## WHAT YOU ARE ASKED TO DO
Starting with the line that contains "Read out every word on this page.", copy each line exactly through the end of the listing, and omit all pictures.
========================
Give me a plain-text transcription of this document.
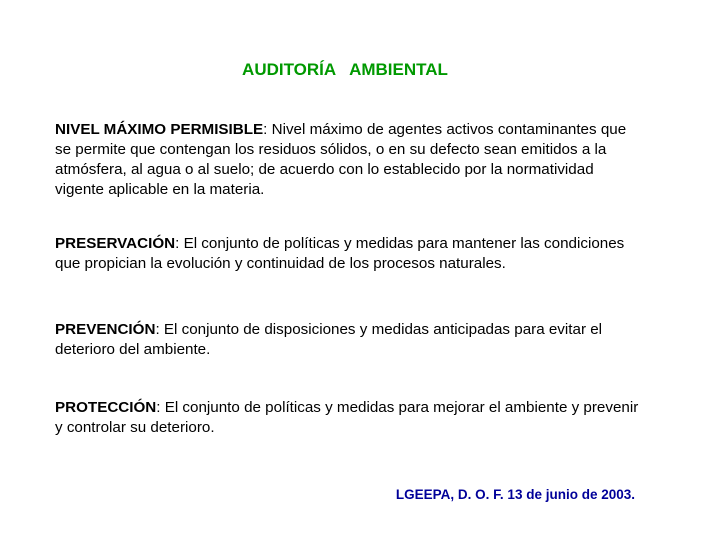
AUDITORÍA   AMBIENTAL

NIVEL MÁXIMO PERMISIBLE: Nivel máximo de agentes activos contaminantes que se permite que contengan los residuos sólidos, o en su defecto sean emitidos a la atmósfera, al agua o al suelo; de acuerdo con lo establecido por la normatividad vigente aplicable en la materia.

PRESERVACIÓN: El conjunto de políticas y medidas para mantener las condiciones que propician la evolución y continuidad de los procesos naturales.

PREVENCIÓN: El conjunto de disposiciones y medidas anticipadas para evitar el deterioro del ambiente.

PROTECCIÓN: El conjunto de políticas y medidas para mejorar el ambiente y prevenir y controlar su deterioro.

LGEEPA, D. O. F. 13 de junio de 2003.
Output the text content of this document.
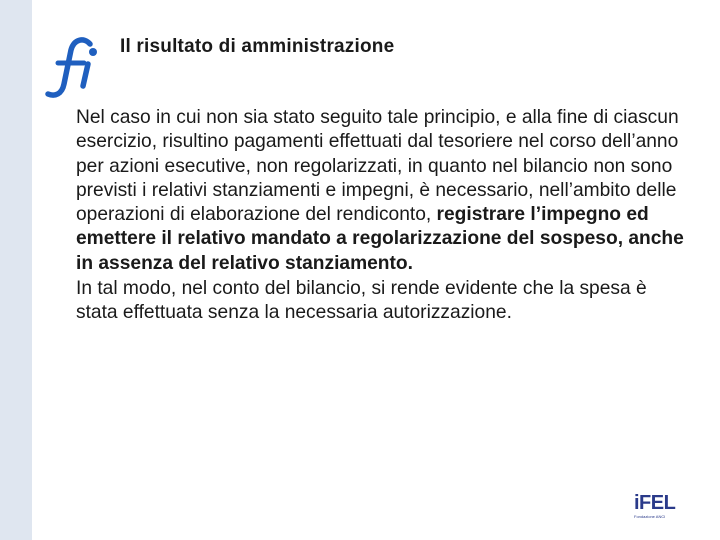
Il risultato di amministrazione

Nel caso in cui non sia stato seguito tale principio, e alla fine di ciascun esercizio, risultino pagamenti effettuati dal tesoriere nel corso dell’anno per azioni esecutive, non regolarizzati, in quanto nel bilancio non sono previsti i relativi stanziamenti e impegni, è necessario, nell’ambito delle operazioni di elaborazione del rendiconto, registrare l’impegno ed emettere il relativo mandato a regolarizzazione del sospeso, anche in assenza del relativo stanziamento.

In tal modo, nel conto del bilancio, si rende evidente che la spesa è stata effettuata senza la necessaria autorizzazione.

iFEL
Fondazione ANCI
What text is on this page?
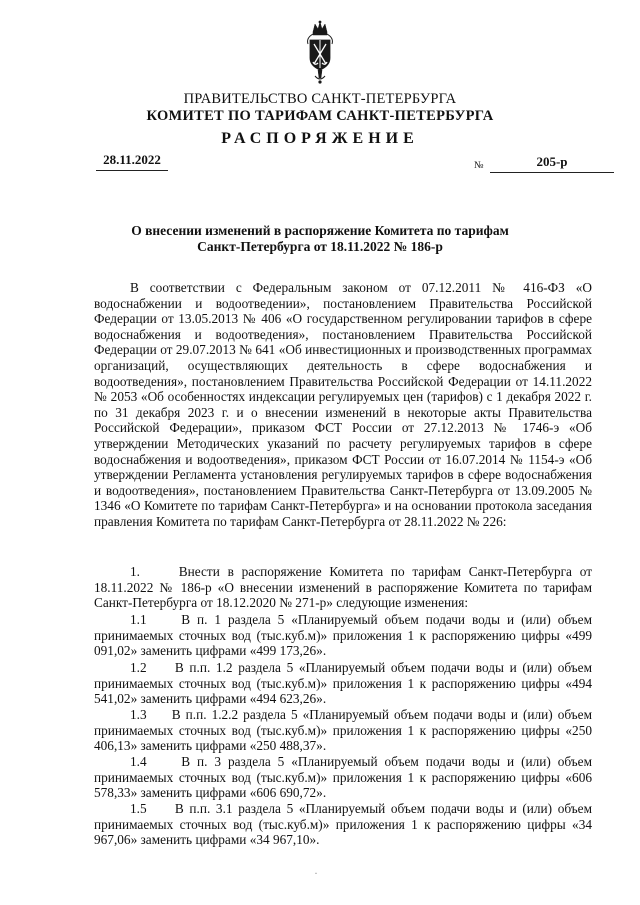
ПРАВИТЕЛЬСТВО САНКТ-ПЕТЕРБУРГА
КОМИТЕТ ПО ТАРИФАМ САНКТ-ПЕТЕРБУРГА
РАСПОРЯЖЕНИЕ
28.11.2022	№	205-р
О внесении изменений в распоряжение Комитета по тарифам
Санкт-Петербурга от 18.11.2022 № 186-р
В соответствии с Федеральным законом от 07.12.2011 № 416-ФЗ «О водоснабжении и водоотведении», постановлением Правительства Российской Федерации от 13.05.2013 № 406 «О государственном регулировании тарифов в сфере водоснабжения и водоотведения», постановлением Правительства Российской Федерации от 29.07.2013 № 641 «Об инвестиционных и производственных программах организаций, осуществляющих деятельность в сфере водоснабжения и водоотведения», постановлением Правительства Российской Федерации от 14.11.2022 № 2053 «Об особенностях индексации регулируемых цен (тарифов) с 1 декабря 2022 г. по 31 декабря 2023 г. и о внесении изменений в некоторые акты Правительства Российской Федерации», приказом ФСТ России от 27.12.2013 № 1746-э «Об утверждении Методических указаний по расчету регулируемых тарифов в сфере водоснабжения и водоотведения», приказом ФСТ России от 16.07.2014 № 1154-э «Об утверждении Регламента установления регулируемых тарифов в сфере водоснабжения и водоотведения», постановлением Правительства Санкт-Петербурга от 13.09.2005 № 1346 «О Комитете по тарифам Санкт-Петербурга» и на основании протокола заседания правления Комитета по тарифам Санкт-Петербурга от 28.11.2022 № 226:
1.	Внести в распоряжение Комитета по тарифам Санкт-Петербурга от 18.11.2022 № 186-р «О внесении изменений в распоряжение Комитета по тарифам Санкт-Петербурга от 18.12.2020 № 271-р» следующие изменения:
1.1	В п. 1 раздела 5 «Планируемый объем подачи воды и (или) объем принимаемых сточных вод (тыс.куб.м)» приложения 1 к распоряжению цифры «499 091,02» заменить цифрами «499 173,26».
1.2 В п.п. 1.2 раздела 5 «Планируемый объем подачи воды и (или) объем принимаемых сточных вод (тыс.куб.м)» приложения 1 к распоряжению цифры «494 541,02» заменить цифрами «494 623,26».
1.3 В п.п. 1.2.2 раздела 5 «Планируемый объем подачи воды и (или) объем принимаемых сточных вод (тыс.куб.м)» приложения 1 к распоряжению цифры «250 406,13» заменить цифрами «250 488,37».
1.4	В п. 3 раздела 5 «Планируемый объем подачи воды и (или) объем принимаемых сточных вод (тыс.куб.м)» приложения 1 к распоряжению цифры «606 578,33» заменить цифрами «606 690,72».
1.5 В п.п. 3.1 раздела 5 «Планируемый объем подачи воды и (или) объем принимаемых сточных вод (тыс.куб.м)» приложения 1 к распоряжению цифры «34 967,06» заменить цифрами «34 967,10».
·
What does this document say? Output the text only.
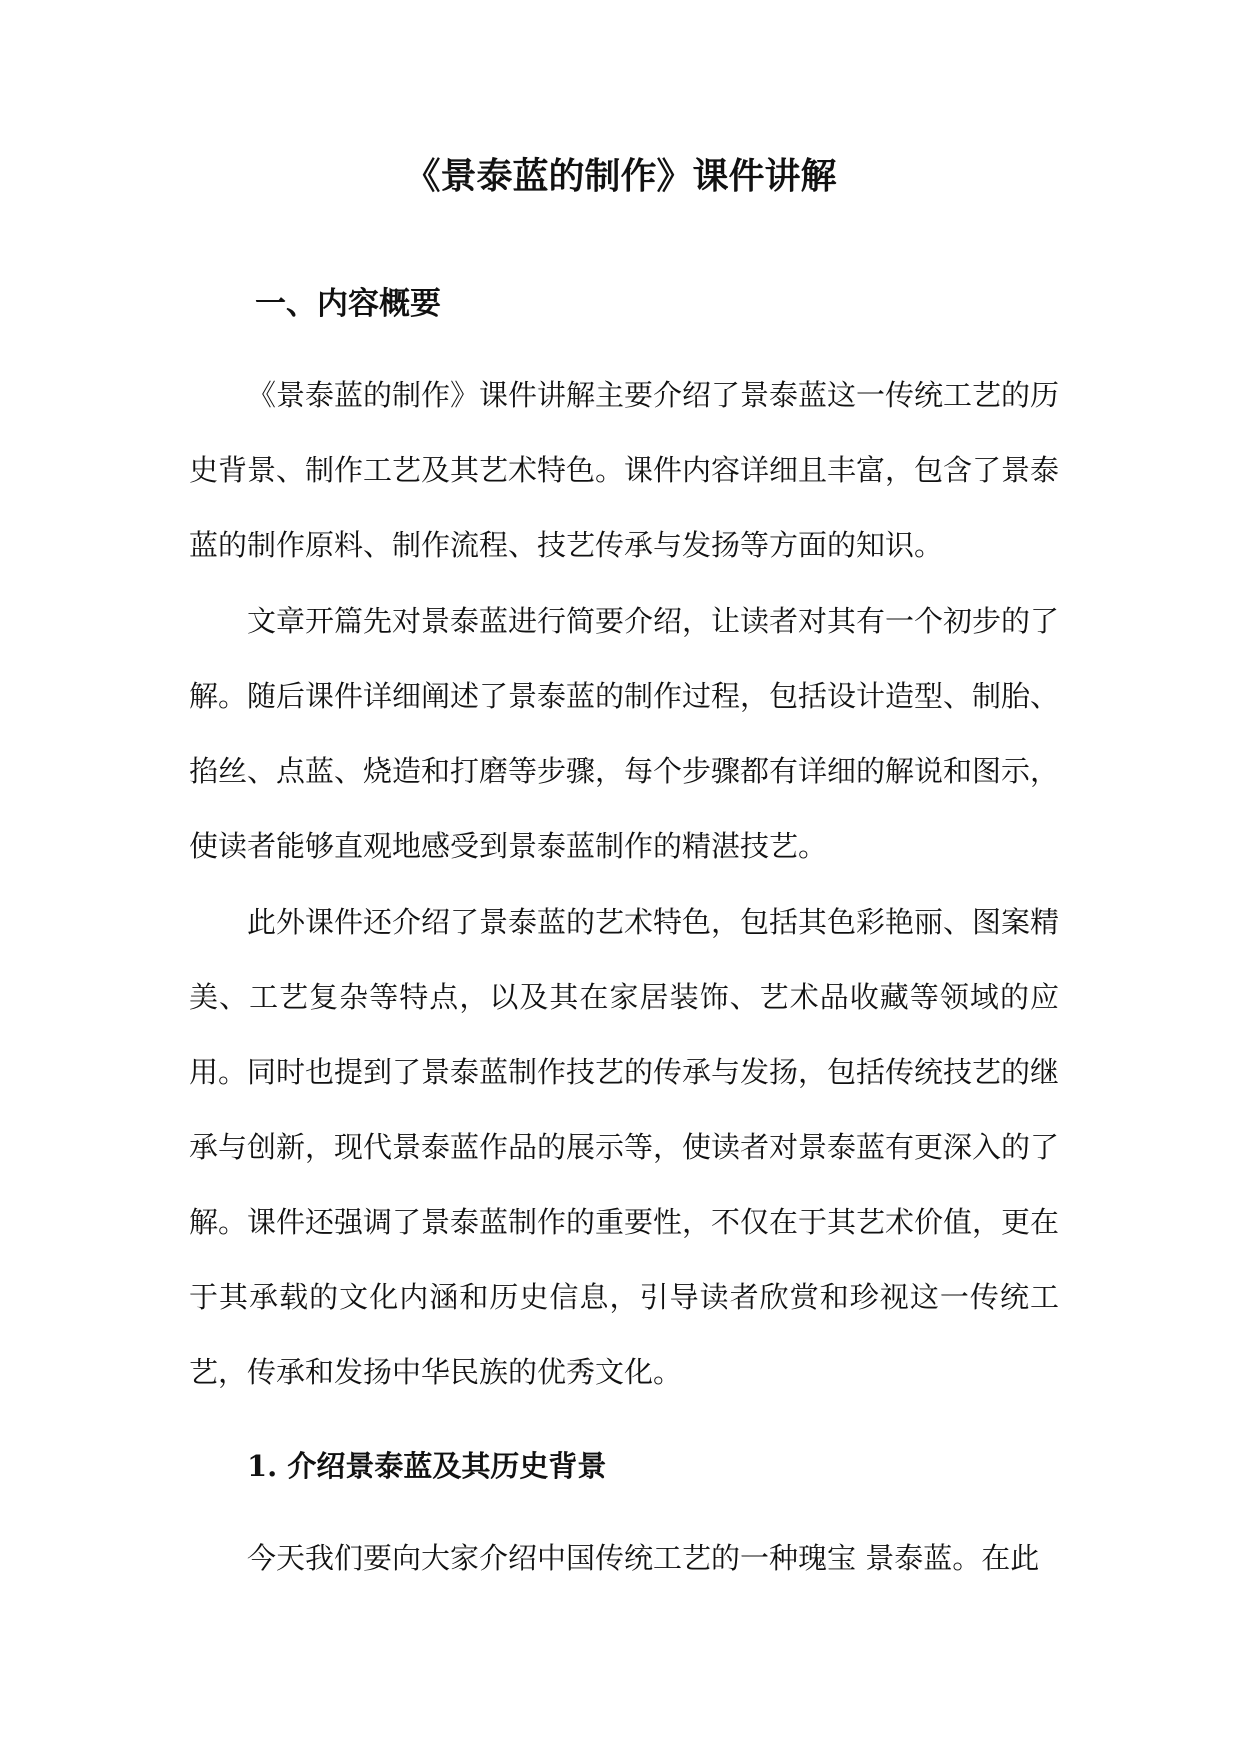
《景泰蓝的制作》课件讲解
一、内容概要

《景泰蓝的制作》课件讲解主要介绍了景泰蓝这一传统工艺的历史背景、制作工艺及其艺术特色。课件内容详细且丰富，包含了景泰蓝的制作原料、制作流程、技艺传承与发扬等方面的知识。

文章开篇先对景泰蓝进行简要介绍，让读者对其有一个初步的了解。随后课件详细阐述了景泰蓝的制作过程，包括设计造型、制胎、掐丝、点蓝、烧造和打磨等步骤，每个步骤都有详细的解说和图示，使读者能够直观地感受到景泰蓝制作的精湛技艺。

此外课件还介绍了景泰蓝的艺术特色，包括其色彩艳丽、图案精美、工艺复杂等特点，以及其在家居装饰、艺术品收藏等领域的应用。同时也提到了景泰蓝制作技艺的传承与发扬，包括传统技艺的继承与创新，现代景泰蓝作品的展示等，使读者对景泰蓝有更深入的了解。 课件还强调了景泰蓝制作的重要性，不仅在于其艺术价值，更在于其承载的文化内涵和历史信息，引导读者欣赏和珍视这一传统工艺，传承和发扬中华民族的优秀文化。

1. 介绍景泰蓝及其历史背景

今天我们要向大家介绍中国传统工艺的一种瑰宝 景泰蓝。在此
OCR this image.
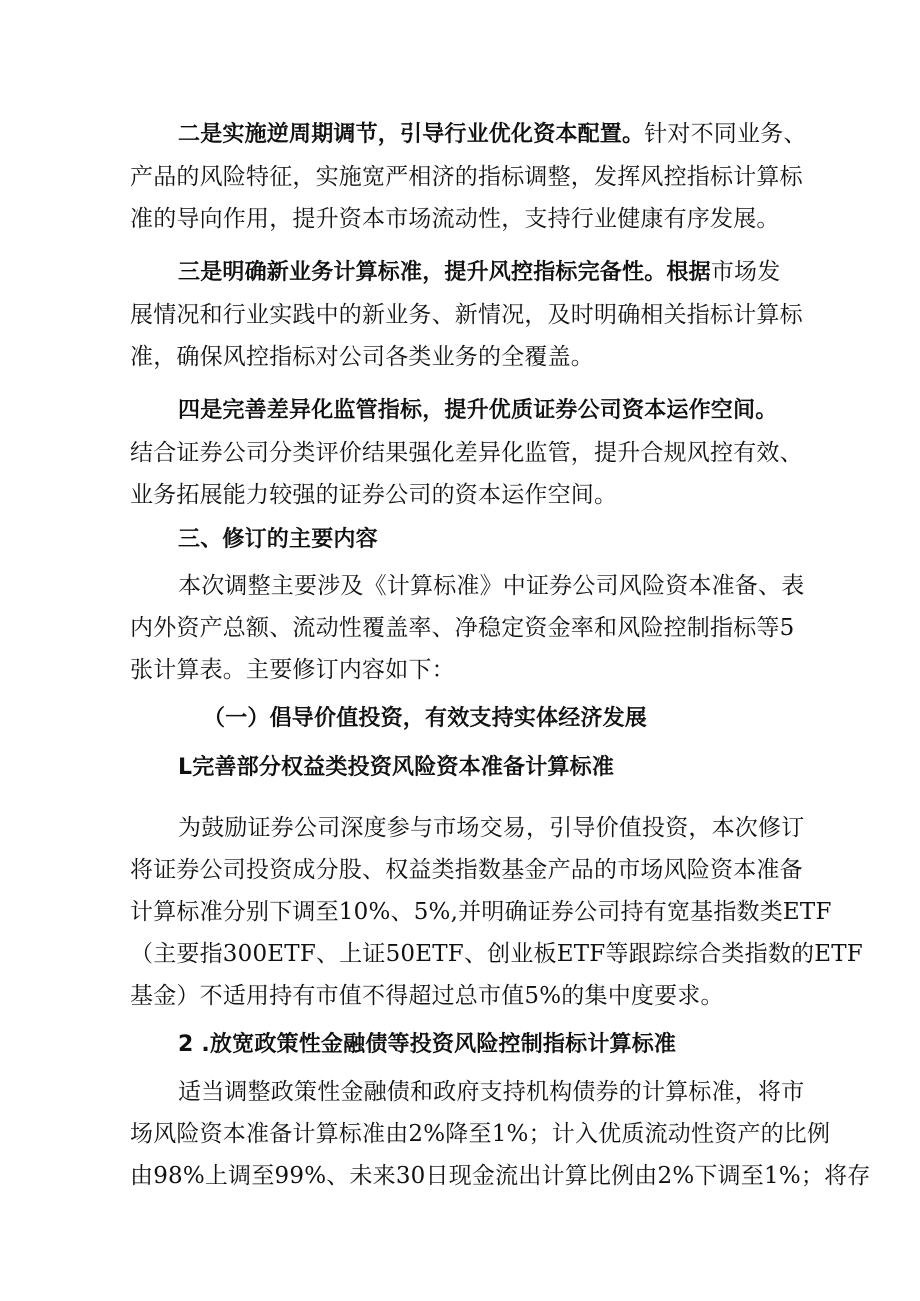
二是实施逆周期调节，引导行业优化资本配置。针对不同业务、
产品的风险特征，实施宽严相济的指标调整，发挥风控指标计算标
准的导向作用，提升资本市场流动性，支持行业健康有序发展。
三是明确新业务计算标准，提升风控指标完备性。根据市场发
展情况和行业实践中的新业务、新情况，及时明确相关指标计算标
准，确保风控指标对公司各类业务的全覆盖。
四是完善差异化监管指标，提升优质证券公司资本运作空间。
结合证券公司分类评价结果强化差异化监管，提升合规风控有效、
业务拓展能力较强的证券公司的资本运作空间。
三、修订的主要内容
本次调整主要涉及《计算标准》中证券公司风险资本准备、表
内外资产总额、流动性覆盖率、净稳定资金率和风险控制指标等5
张计算表。主要修订内容如下：
（一）倡导价值投资，有效支持实体经济发展
L完善部分权益类投资风险资本准备计算标准
为鼓励证券公司深度参与市场交易，引导价值投资，本次修订
将证券公司投资成分股、权益类指数基金产品的市场风险资本准备
计算标准分别下调至10%、5%,并明确证券公司持有宽基指数类ETF
（主要指300ETF、上证50ETF、创业板ETF等跟踪综合类指数的ETF
基金）不适用持有市值不得超过总市值5%的集中度要求。
2 .放宽政策性金融债等投资风险控制指标计算标准
适当调整政策性金融债和政府支持机构债券的计算标准，将市
场风险资本准备计算标准由2%降至1%；计入优质流动性资产的比例
由98%上调至99%、未来30日现金流出计算比例由2%下调至1%；将存
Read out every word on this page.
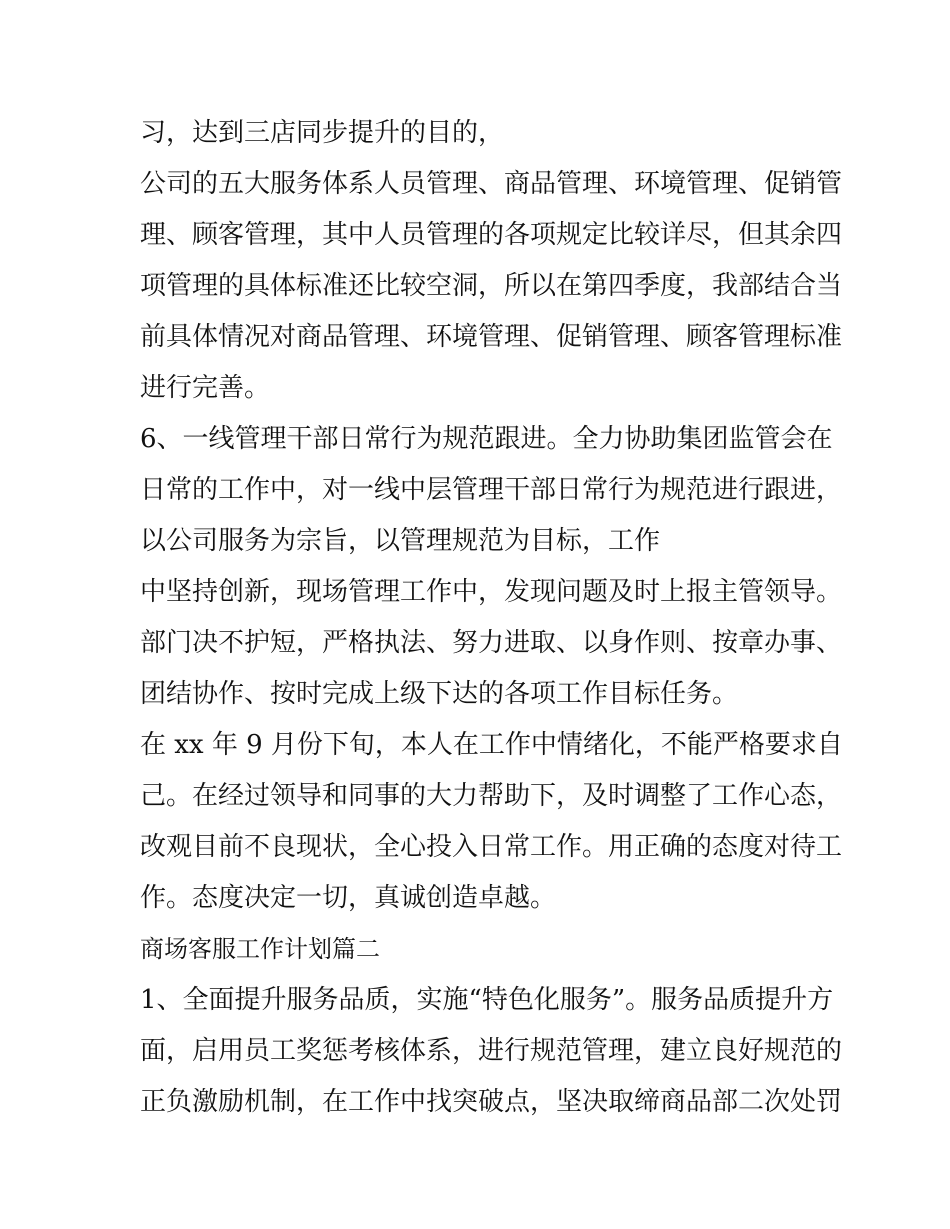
习，达到三店同步提升的目的，
公司的五大服务体系人员管理、商品管理、环境管理、促销管
理、顾客管理，其中人员管理的各项规定比较详尽，但其余四
项管理的具体标准还比较空洞，所以在第四季度，我部结合当
前具体情况对商品管理、环境管理、促销管理、顾客管理标准
进行完善。
6、一线管理干部日常行为规范跟进。全力协助集团监管会在
日常的工作中，对一线中层管理干部日常行为规范进行跟进，
以公司服务为宗旨，以管理规范为目标，工作
中坚持创新，现场管理工作中，发现问题及时上报主管领导。
部门决不护短，严格执法、努力进取、以身作则、按章办事、
团结协作、按时完成上级下达的各项工作目标任务。
在 xx 年 9 月份下旬，本人在工作中情绪化，不能严格要求自
己。在经过领导和同事的大力帮助下，及时调整了工作心态，
改观目前不良现状，全心投入日常工作。用正确的态度对待工
作。态度决定一切，真诚创造卓越。
商场客服工作计划篇二
1、全面提升服务品质，实施“特色化服务”。服务品质提升方
面，启用员工奖惩考核体系，进行规范管理，建立良好规范的
正负激励机制，在工作中找突破点，坚决取缔商品部二次处罚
========================
## PROBLEM SOLUTION
Read out every word on this page.
习，达到三店同步提升的目的，
公司的五大服务体系人员管理、商品管理、环境管理、促销管
理、顾客管理，其中人员管理的各项规定比较详尽，但其余四
项管理的具体标准还比较空洞，所以在第四季度，我部结合当
前具体情况对商品管理、环境管理、促销管理、顾客管理标准
进行完善。
6、一线管理干部日常行为规范跟进。全力协助集团监管会在
日常的工作中，对一线中层管理干部日常行为规范进行跟进，
以公司服务为宗旨，以管理规范为目标，工作
中坚持创新，现场管理工作中，发现问题及时上报主管领导。
部门决不护短，严格执法、努力进取、以身作则、按章办事、
团结协作、按时完成上级下达的各项工作目标任务。
在 xx 年 9 月份下旬，本人在工作中情绪化，不能严格要求自
己。在经过领导和同事的大力帮助下，及时调整了工作心态，
改观目前不良现状，全心投入日常工作。用正确的态度对待工
作。态度决定一切，真诚创造卓越。
商场客服工作计划篇二
1、全面提升服务品质，实施“特色化服务”。服务品质提升方
面，启用员工奖惩考核体系，进行规范管理，建立良好规范的
正负激励机制，在工作中找突破点，坚决取缔商品部二次处罚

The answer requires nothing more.